▶ Given task: Reproduce each record exactly.

▶ Data provided:

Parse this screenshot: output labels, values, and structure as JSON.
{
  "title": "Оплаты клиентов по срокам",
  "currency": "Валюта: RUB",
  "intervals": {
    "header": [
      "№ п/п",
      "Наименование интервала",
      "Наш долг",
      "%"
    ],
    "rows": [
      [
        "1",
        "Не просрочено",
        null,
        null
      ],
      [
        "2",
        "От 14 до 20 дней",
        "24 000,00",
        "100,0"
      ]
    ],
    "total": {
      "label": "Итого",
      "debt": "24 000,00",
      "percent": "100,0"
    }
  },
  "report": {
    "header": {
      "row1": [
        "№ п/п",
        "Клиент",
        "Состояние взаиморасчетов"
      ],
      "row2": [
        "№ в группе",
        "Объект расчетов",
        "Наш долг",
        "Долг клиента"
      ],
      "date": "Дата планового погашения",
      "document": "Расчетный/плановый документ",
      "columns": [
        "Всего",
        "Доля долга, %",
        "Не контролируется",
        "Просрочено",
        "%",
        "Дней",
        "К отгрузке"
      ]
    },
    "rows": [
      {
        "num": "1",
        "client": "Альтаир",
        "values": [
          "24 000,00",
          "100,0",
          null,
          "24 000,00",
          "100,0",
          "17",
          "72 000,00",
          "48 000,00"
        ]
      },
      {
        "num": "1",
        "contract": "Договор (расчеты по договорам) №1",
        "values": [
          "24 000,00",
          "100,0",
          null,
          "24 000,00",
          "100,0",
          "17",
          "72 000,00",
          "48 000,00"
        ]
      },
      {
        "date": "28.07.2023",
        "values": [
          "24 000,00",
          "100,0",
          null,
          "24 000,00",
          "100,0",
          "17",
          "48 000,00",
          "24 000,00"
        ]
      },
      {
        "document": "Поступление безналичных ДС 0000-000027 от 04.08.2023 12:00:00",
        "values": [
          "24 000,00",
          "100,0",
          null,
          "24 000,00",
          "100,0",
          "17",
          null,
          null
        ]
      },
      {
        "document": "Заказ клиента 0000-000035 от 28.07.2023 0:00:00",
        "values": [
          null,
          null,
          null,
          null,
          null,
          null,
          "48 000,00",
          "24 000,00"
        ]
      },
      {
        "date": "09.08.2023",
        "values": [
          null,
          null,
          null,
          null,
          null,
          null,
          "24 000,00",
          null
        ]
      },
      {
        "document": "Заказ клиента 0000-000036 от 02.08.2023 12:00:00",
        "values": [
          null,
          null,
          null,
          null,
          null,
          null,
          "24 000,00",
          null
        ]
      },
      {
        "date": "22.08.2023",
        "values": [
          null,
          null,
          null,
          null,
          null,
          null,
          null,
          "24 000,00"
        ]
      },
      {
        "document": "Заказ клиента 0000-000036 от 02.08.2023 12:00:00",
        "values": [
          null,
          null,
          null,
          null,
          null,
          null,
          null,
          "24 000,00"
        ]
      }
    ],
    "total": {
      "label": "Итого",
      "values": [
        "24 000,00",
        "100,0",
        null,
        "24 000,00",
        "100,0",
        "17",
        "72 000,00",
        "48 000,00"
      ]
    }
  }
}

▶ Written response:
Parse this screenshot: output labels, values, and structure as JSON.
{
  "title": "Оплаты клиентов по срокам",
  "currency": "Валюта: RUB",
  "intervals": {
    "header": [
      "№ п/п",
      "Наименование интервала",
      "Наш долг",
      "%"
    ],
    "rows": [
      [
        "1",
        "Не просрочено",
        null,
        null
      ],
      [
        "2",
        "От 14 до 20 дней",
        "24 000,00",
        "100,0"
      ]
    ],
    "total": {
      "label": "Итого",
      "debt": "24 000,00",
      "percent": "100,0"
    }
  },
  "report": {
    "header": {
      "row1": [
        "№ п/п",
        "Клиент",
        "Состояние взаиморасчетов"
      ],
      "row2": [
        "№ в группе",
        "Объект расчетов",
        "Наш долг",
        "Долг клиента"
      ],
      "date": "Дата планового погашения",
      "document": "Расчетный/плановый документ",
      "columns": [
        "Всего",
        "Доля долга, %",
        "Не контролируется",
        "Просрочено",
        "%",
        "Дней",
        "К отгрузке"
      ]
    },
    "rows": [
      {
        "num": "1",
        "client": "Альтаир",
        "values": [
          "24 000,00",
          "100,0",
          null,
          "24 000,00",
          "100,0",
          "17",
          "72 000,00",
          "48 000,00"
        ]
      },
      {
        "num": "1",
        "contract": "Договор (расчеты по договорам) №1",
        "values": [
          "24 000,00",
          "100,0",
          null,
          "24 000,00",
          "100,0",
          "17",
          "72 000,00",
          "48 000,00"
        ]
      },
      {
        "date": "28.07.2023",
        "values": [
          "24 000,00",
          "100,0",
          null,
          "24 000,00",
          "100,0",
          "17",
          "48 000,00",
          "24 000,00"
        ]
      },
      {
        "document": "Поступление безналичных ДС 0000-000027 от 04.08.2023 12:00:00",
        "values": [
          "24 000,00",
          "100,0",
          null,
          "24 000,00",
          "100,0",
          "17",
          null,
          null
        ]
      },
      {
        "document": "Заказ клиента 0000-000035 от 28.07.2023 0:00:00",
        "values": [
          null,
          null,
          null,
          null,
          null,
          null,
          "48 000,00",
          "24 000,00"
        ]
      },
      {
        "date": "09.08.2023",
        "values": [
          null,
          null,
          null,
          null,
          null,
          null,
          "24 000,00",
          null
        ]
      },
      {
        "document": "Заказ клиента 0000-000036 от 02.08.2023 12:00:00",
        "values": [
          null,
          null,
          null,
          null,
          null,
          null,
          "24 000,00",
          null
        ]
      },
      {
        "date": "22.08.2023",
        "values": [
          null,
          null,
          null,
          null,
          null,
          null,
          null,
          "24 000,00"
        ]
      },
      {
        "document": "Заказ клиента 0000-000036 от 02.08.2023 12:00:00",
        "values": [
          null,
          null,
          null,
          null,
          null,
          null,
          null,
          "24 000,00"
        ]
      }
    ],
    "total": {
      "label": "Итого",
      "values": [
        "24 000,00",
        "100,0",
        null,
        "24 000,00",
        "100,0",
        "17",
        "72 000,00",
        "48 000,00"
      ]
    }
  }
}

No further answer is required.